**EXERCISE REQUIREMENTS**: Your task is to copy every line of the entries that contains "over".

Extracted data entries:
%%
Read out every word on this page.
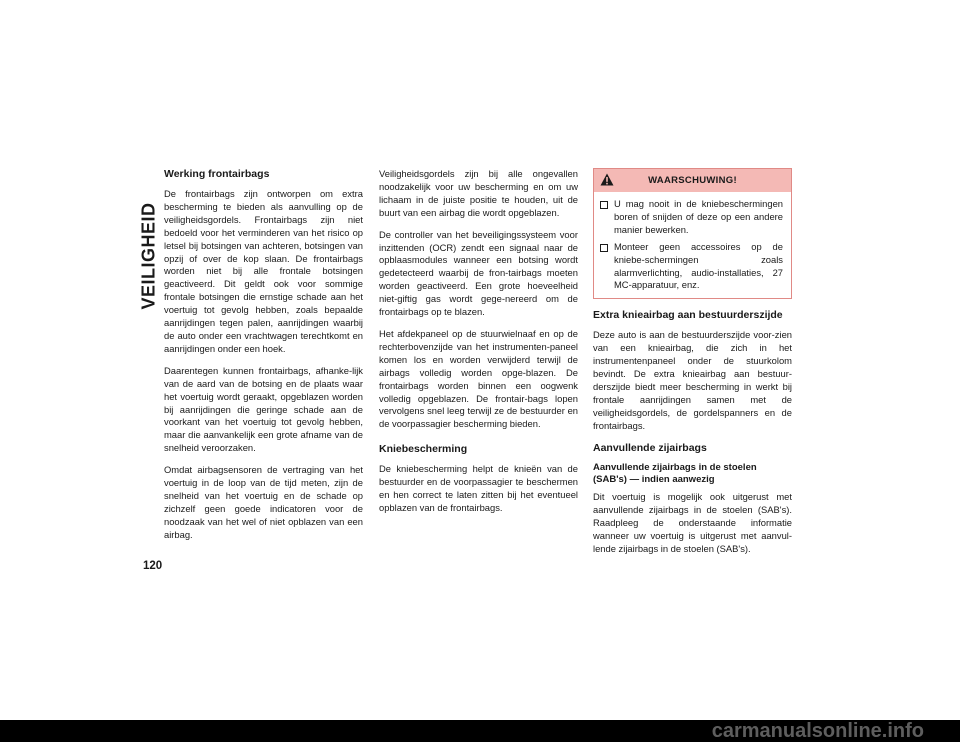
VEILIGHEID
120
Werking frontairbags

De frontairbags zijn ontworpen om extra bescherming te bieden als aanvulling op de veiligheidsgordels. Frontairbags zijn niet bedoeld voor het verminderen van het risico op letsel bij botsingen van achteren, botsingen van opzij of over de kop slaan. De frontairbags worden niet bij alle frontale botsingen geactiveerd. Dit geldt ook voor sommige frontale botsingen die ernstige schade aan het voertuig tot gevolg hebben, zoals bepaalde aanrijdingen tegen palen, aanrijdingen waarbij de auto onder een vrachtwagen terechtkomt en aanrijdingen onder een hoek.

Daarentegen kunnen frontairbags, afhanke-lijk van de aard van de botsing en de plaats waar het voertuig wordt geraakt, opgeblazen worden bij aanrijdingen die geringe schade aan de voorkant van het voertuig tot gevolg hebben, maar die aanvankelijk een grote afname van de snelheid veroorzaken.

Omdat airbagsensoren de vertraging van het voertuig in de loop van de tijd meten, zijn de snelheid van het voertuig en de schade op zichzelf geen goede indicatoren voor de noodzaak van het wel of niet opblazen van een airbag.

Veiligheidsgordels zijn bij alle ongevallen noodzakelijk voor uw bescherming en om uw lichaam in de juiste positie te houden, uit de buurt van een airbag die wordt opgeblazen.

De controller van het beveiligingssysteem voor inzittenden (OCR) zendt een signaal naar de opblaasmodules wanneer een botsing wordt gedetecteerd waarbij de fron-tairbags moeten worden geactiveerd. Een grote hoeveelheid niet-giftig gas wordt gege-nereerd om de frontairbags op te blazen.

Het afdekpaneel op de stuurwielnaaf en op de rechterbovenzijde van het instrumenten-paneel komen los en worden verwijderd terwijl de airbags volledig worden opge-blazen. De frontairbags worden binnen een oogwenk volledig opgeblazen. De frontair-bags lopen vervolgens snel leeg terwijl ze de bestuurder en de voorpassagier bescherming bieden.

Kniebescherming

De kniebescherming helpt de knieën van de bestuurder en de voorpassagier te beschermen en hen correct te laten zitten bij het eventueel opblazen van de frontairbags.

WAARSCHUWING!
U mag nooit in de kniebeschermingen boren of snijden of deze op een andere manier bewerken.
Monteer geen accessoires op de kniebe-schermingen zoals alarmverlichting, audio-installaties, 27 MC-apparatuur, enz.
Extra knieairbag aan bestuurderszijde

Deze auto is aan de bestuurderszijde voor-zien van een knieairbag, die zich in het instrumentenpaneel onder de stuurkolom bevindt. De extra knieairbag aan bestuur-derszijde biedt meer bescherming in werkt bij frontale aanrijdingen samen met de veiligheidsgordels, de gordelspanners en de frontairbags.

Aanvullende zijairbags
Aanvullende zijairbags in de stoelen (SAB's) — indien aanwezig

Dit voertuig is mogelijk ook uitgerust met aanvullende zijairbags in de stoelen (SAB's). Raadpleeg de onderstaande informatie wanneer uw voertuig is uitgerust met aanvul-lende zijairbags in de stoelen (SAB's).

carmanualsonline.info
%%
%%
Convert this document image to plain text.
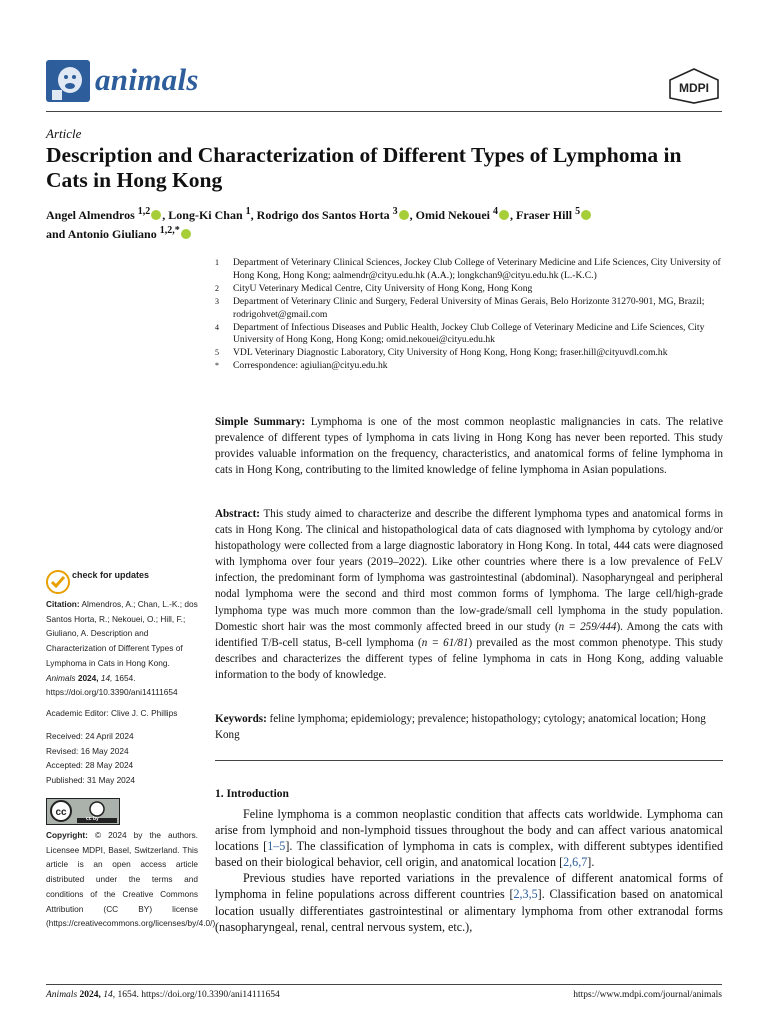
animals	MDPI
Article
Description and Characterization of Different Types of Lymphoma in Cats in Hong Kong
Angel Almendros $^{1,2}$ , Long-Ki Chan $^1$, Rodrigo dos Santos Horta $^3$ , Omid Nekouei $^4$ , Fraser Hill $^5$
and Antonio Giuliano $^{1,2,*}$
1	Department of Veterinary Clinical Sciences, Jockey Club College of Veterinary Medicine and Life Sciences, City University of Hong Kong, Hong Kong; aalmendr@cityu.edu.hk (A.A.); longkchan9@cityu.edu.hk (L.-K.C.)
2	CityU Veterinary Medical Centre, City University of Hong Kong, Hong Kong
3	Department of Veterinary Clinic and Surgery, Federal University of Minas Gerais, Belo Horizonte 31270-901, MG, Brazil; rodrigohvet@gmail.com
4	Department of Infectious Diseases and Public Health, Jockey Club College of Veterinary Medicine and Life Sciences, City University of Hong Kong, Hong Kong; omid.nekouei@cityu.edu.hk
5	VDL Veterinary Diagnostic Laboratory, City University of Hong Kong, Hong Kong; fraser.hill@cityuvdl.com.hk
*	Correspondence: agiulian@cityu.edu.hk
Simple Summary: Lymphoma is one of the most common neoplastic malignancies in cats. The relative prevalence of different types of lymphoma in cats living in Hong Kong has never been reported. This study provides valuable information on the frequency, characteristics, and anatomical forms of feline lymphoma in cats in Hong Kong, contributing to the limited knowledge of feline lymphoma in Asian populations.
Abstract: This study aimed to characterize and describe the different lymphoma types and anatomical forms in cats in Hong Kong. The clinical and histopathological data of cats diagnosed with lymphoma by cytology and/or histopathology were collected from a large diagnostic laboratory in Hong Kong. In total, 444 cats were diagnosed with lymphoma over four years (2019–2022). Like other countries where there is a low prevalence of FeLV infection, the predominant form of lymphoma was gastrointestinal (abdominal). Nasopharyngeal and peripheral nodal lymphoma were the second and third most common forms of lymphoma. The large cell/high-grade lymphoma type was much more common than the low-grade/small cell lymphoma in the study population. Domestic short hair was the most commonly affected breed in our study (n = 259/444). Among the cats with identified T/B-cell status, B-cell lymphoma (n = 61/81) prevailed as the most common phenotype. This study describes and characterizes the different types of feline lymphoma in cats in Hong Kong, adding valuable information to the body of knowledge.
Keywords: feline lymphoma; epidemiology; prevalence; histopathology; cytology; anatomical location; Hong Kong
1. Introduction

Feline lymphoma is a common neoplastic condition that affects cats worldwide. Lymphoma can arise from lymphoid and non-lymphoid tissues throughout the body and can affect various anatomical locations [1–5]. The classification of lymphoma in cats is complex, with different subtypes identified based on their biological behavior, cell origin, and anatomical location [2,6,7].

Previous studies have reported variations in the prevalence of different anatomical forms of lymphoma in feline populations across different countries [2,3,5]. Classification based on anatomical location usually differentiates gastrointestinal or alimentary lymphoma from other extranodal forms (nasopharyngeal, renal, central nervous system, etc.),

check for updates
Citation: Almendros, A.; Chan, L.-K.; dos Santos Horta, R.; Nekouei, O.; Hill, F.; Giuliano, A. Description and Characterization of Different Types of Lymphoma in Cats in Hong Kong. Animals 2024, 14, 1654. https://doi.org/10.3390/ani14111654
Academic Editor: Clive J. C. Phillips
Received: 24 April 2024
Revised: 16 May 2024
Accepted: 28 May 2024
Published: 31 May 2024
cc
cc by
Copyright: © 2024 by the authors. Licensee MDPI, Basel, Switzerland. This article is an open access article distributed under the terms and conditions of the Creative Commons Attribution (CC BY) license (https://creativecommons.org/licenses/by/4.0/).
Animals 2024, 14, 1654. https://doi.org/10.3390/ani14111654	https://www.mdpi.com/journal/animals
%%
%%
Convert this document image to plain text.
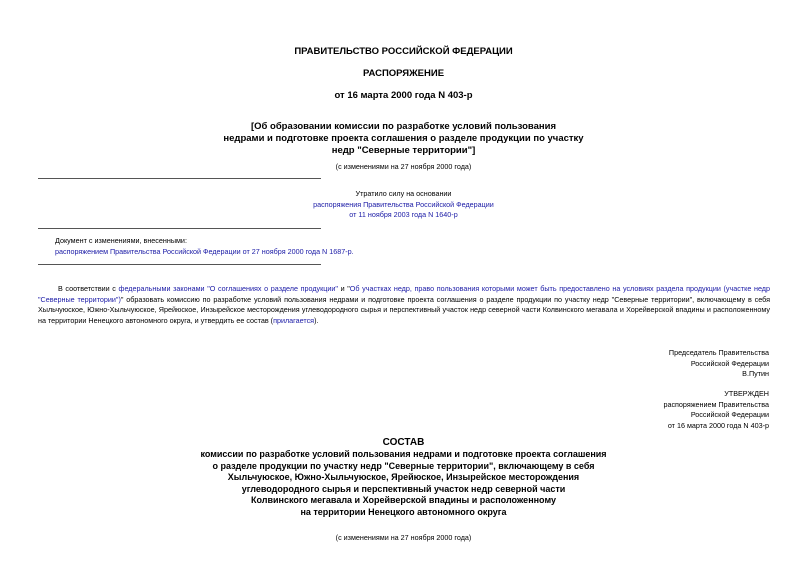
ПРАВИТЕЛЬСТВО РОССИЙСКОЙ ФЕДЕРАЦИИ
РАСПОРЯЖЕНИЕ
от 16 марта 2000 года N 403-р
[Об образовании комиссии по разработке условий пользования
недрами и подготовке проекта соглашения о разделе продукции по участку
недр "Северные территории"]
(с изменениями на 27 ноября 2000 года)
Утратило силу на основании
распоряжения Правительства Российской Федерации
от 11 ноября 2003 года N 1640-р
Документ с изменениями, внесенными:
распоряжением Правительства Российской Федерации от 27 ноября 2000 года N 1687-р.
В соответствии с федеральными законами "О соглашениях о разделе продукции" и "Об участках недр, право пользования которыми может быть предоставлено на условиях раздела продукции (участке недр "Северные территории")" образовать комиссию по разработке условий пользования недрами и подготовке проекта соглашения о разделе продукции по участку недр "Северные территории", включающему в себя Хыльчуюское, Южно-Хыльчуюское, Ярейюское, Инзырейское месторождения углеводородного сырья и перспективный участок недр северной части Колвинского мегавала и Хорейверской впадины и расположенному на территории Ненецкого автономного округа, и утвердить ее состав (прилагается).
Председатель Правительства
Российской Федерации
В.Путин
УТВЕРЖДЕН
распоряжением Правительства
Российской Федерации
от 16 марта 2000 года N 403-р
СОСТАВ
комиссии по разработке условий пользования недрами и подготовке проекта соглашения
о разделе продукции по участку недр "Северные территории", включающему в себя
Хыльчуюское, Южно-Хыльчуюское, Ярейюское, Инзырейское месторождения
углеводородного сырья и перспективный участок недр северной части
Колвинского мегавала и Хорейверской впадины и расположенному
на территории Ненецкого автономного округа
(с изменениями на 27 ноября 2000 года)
%%
**OUTPUT FOR THIS EXERCISE**:
De frontairbags zijn ontworpen om extra bescherming te bieden als aanvulling op de veiligheidsgordels. Frontairbags zijn niet bedoeld voor het verminderen van het risico op letsel bij botsingen van achteren, botsingen van opzij of over de kop slaan. De frontairbags worden niet bij alle frontale botsingen geactiveerd. Dit geldt ook voor sommige frontale botsingen die ernstige schade aan het voertuig tot gevolg hebben, zoals bepaalde aanrijdingen tegen palen, aanrijdingen waarbij de auto onder een vrachtwagen terechtkomt en aanrijdingen onder een hoek.
Abstract: This study aimed to characterize and describe the different lymphoma types and anatomical forms in cats in Hong Kong. The clinical and histopathological data of cats diagnosed with lymphoma by cytology and/or histopathology were collected from a large diagnostic laboratory in Hong Kong. In total, 444 cats were diagnosed with lymphoma over four years (2019–2022). Like other countries where there is a low prevalence of FeLV infection, the predominant form of lymphoma was gastrointestinal (abdominal). Nasopharyngeal and peripheral nodal lymphoma were the second and third most common forms of lymphoma. The large cell/high-grade lymphoma type was much more common than the low-grade/small cell lymphoma in the study population. Domestic short hair was the most commonly affected breed in our study (n = 259/444). Among the cats with identified T/B-cell status, B-cell lymphoma (n = 61/81) prevailed as the most common phenotype. This study describes and characterizes the different types of feline lymphoma in cats in Hong Kong, adding valuable information to the body of knowledge.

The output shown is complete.